* [Items from a data source]:

────────────────────

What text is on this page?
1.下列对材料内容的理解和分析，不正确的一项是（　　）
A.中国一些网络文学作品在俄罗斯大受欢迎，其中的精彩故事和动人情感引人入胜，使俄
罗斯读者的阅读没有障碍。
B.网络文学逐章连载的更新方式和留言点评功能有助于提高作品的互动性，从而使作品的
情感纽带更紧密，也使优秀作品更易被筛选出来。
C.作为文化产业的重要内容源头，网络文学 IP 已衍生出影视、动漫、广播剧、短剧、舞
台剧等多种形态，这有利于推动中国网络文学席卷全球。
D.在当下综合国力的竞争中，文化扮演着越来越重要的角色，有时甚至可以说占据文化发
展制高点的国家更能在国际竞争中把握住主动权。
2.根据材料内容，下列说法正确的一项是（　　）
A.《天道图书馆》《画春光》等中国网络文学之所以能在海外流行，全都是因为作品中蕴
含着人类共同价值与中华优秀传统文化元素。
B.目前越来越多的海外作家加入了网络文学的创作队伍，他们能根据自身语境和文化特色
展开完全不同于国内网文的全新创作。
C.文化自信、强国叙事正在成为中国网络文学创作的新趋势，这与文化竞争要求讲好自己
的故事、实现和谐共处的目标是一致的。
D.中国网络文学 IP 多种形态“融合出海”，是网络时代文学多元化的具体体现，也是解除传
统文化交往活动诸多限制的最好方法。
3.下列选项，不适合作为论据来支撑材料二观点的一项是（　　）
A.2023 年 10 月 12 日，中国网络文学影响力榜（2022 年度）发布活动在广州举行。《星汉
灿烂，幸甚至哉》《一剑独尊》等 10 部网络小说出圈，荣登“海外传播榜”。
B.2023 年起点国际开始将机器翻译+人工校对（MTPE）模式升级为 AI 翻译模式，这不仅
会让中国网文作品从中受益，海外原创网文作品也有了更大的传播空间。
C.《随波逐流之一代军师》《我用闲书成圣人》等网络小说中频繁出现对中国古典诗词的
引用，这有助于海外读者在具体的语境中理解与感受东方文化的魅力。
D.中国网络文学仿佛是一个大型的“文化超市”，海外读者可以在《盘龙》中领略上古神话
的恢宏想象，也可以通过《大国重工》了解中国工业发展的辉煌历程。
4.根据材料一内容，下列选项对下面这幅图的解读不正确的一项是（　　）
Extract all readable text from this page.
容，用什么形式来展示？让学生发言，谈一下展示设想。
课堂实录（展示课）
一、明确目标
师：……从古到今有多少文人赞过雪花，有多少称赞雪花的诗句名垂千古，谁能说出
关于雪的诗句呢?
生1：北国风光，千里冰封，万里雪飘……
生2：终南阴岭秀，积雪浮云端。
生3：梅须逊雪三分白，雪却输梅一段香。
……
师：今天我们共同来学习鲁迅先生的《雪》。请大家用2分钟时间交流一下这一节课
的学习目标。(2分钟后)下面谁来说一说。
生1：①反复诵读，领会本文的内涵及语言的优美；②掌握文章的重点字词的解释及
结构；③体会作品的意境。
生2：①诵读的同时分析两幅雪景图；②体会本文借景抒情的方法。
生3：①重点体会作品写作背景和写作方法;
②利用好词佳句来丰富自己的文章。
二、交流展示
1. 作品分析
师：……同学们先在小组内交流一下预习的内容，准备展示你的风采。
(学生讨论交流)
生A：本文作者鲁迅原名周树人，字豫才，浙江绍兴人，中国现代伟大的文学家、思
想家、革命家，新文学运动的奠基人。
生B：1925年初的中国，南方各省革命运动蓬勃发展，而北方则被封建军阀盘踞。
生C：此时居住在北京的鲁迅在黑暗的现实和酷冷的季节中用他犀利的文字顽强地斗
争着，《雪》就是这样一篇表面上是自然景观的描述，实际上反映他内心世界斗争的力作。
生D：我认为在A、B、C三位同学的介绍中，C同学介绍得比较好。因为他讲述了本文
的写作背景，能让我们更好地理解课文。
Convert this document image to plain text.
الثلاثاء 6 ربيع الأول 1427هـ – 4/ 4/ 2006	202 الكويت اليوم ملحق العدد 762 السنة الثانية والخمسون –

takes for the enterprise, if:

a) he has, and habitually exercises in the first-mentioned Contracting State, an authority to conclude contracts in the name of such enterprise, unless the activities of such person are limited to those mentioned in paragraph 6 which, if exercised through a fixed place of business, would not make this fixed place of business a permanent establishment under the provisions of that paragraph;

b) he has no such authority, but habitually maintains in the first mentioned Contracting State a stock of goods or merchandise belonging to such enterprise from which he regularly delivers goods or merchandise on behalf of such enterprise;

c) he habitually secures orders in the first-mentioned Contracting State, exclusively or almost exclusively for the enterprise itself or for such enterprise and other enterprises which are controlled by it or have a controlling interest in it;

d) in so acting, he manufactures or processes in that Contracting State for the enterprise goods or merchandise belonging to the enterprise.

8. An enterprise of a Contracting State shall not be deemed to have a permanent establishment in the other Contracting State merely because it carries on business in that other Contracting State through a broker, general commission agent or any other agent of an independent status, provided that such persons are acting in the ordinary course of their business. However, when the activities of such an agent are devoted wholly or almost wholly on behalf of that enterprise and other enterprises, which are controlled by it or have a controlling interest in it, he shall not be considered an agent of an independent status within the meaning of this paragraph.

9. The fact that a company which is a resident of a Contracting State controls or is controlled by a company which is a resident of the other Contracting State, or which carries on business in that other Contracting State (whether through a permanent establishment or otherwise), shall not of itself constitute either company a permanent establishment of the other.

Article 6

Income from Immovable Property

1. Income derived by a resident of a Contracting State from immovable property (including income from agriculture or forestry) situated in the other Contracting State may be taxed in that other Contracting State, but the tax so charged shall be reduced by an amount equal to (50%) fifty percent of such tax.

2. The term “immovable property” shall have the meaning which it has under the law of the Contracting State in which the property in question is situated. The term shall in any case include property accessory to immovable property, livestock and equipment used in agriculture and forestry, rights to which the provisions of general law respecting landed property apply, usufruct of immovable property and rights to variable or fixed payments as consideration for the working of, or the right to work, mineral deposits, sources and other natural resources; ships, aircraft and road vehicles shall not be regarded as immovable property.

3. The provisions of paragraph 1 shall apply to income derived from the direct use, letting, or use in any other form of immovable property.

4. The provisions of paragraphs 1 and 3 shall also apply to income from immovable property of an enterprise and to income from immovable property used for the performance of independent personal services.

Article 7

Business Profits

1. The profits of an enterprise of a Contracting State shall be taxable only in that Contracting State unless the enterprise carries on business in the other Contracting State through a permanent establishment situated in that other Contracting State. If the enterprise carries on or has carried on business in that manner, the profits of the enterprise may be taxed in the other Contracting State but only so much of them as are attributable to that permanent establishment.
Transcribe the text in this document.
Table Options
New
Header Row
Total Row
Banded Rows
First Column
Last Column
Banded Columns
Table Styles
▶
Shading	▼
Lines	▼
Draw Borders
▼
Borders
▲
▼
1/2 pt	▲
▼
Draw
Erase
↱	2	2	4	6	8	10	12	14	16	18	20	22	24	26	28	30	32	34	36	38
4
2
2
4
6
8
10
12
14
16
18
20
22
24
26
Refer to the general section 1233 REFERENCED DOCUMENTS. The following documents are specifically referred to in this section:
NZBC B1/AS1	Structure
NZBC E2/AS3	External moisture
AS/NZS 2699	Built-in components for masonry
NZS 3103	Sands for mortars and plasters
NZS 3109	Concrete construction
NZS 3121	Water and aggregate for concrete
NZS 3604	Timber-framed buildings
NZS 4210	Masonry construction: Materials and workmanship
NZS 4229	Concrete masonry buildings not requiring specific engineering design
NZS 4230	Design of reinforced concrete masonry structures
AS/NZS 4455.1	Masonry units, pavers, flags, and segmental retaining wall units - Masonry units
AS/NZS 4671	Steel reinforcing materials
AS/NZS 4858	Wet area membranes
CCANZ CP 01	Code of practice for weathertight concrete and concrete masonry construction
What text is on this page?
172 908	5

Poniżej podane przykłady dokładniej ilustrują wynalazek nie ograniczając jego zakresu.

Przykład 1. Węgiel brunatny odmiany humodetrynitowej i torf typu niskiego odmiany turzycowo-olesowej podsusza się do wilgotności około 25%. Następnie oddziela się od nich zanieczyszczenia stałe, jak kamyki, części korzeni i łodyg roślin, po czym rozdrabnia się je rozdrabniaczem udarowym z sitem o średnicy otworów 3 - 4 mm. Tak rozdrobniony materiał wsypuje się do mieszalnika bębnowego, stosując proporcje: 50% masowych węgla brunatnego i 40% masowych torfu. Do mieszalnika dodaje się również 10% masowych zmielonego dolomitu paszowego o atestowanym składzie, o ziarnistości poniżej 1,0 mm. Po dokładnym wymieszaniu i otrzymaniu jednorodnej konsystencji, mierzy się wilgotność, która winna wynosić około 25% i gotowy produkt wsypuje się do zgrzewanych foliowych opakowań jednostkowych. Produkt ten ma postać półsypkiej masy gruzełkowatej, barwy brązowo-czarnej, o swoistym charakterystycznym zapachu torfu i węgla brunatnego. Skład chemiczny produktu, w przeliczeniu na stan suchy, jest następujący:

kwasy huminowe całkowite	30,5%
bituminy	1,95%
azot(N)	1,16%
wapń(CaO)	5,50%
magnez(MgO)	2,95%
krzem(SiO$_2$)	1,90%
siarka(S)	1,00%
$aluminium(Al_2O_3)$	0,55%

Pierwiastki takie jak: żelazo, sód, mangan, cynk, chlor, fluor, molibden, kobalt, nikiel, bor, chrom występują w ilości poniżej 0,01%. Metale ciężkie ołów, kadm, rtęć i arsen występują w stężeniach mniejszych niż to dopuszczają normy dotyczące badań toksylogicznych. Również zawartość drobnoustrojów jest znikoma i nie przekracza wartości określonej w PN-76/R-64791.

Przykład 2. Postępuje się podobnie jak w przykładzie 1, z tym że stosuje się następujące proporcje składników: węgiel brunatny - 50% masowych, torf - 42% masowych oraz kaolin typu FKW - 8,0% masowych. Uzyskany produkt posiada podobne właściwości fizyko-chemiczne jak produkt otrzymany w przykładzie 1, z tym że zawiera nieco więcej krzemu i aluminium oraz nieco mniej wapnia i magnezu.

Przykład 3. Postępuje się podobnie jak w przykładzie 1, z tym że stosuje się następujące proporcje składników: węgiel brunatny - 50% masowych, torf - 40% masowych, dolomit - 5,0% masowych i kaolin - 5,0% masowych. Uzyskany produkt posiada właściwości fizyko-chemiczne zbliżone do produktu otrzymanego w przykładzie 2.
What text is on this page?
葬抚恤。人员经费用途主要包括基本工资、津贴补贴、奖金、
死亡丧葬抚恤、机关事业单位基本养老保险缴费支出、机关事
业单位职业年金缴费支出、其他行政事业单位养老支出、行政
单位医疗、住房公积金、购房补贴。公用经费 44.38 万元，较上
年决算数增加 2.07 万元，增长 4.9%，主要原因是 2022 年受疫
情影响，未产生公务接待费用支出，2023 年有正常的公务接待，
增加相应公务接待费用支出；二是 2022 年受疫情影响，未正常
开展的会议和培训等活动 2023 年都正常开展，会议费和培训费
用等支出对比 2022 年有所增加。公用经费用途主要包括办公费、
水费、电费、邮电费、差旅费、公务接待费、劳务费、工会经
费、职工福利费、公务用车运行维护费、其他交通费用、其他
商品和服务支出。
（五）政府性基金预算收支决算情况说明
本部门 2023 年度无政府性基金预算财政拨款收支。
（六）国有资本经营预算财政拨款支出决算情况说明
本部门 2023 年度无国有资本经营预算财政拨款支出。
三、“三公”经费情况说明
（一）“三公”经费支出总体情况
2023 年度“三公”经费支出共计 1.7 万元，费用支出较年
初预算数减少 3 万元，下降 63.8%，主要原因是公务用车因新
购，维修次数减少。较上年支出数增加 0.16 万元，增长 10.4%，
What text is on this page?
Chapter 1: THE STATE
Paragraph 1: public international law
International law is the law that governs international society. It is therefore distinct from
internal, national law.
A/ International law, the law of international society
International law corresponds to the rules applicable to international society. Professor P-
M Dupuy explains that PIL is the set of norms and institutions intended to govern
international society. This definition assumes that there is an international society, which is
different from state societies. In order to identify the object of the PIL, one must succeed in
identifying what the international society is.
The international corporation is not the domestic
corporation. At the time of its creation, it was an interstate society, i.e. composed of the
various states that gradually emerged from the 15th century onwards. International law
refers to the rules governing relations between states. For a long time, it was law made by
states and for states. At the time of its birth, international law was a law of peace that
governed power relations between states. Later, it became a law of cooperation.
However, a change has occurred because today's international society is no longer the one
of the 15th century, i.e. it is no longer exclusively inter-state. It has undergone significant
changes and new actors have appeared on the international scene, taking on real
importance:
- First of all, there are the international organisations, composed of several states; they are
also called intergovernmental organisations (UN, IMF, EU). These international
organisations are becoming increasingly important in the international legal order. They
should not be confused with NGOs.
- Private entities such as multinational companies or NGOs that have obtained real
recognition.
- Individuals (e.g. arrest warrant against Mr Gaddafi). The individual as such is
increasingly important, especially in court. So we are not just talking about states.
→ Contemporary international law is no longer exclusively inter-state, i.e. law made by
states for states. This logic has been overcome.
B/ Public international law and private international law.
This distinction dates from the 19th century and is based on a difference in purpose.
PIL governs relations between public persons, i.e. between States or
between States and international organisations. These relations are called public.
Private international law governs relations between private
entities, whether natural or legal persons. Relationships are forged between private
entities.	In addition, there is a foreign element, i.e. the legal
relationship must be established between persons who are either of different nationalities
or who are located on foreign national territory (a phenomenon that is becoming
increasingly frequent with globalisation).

────────────────────

Search the entries for "resident" and copy out each line that has it.

9. The fact that a company which is a resident of a Contracting State controls or is controlled by a company which is a resident of the other Contracting State, or which carries on business in that other Contracting State (whether through a permanent establishment or otherwise), shall not of itself constitute either company a permanent establishment of the other.
1. Income derived by a resident of a Contracting State from immovable property (including income from agriculture or forestry) situated in the other Contracting State may be taxed in that other Contracting State, but the tax so charged shall be reduced by an amount equal to (50%) fifty percent of such tax.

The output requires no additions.